(Dataset excerpts)
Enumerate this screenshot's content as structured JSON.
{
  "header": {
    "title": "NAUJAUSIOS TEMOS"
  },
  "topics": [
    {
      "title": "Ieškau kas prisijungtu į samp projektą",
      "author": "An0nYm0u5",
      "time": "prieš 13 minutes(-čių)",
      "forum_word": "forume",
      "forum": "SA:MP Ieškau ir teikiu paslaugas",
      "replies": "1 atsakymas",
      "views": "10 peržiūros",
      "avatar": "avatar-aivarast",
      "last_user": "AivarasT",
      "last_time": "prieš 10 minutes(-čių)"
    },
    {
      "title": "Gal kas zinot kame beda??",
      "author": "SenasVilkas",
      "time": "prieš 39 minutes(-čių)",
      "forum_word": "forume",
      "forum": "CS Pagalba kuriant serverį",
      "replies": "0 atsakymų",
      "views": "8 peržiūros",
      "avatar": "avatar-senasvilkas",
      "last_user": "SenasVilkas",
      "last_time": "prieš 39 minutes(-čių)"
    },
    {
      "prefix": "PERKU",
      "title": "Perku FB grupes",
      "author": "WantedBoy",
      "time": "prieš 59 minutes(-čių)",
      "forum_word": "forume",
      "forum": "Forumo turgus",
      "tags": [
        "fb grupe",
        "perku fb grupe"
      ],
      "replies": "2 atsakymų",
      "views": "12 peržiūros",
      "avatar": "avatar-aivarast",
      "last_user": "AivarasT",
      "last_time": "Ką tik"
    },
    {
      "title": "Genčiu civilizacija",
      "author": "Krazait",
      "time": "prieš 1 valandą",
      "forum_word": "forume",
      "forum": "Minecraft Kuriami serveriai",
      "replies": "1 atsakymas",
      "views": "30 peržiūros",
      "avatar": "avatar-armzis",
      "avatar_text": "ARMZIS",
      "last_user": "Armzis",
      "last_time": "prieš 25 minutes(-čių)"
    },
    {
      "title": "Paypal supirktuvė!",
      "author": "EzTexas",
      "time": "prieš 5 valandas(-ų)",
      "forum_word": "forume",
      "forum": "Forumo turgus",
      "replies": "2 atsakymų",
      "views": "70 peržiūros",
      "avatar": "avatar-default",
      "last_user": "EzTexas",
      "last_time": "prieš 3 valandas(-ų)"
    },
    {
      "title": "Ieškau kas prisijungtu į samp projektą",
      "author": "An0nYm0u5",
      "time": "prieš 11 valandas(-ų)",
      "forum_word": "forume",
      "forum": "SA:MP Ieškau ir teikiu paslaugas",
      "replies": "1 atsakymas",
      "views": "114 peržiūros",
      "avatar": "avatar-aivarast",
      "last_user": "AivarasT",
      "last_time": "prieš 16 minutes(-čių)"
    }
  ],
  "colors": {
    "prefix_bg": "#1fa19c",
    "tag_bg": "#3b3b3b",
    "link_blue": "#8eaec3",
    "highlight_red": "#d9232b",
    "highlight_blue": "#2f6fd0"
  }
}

■ GIVEN TASK
Report how many lines in the data contain the word "views", with no words besides the number.

■ REPLY TO THE TASK
6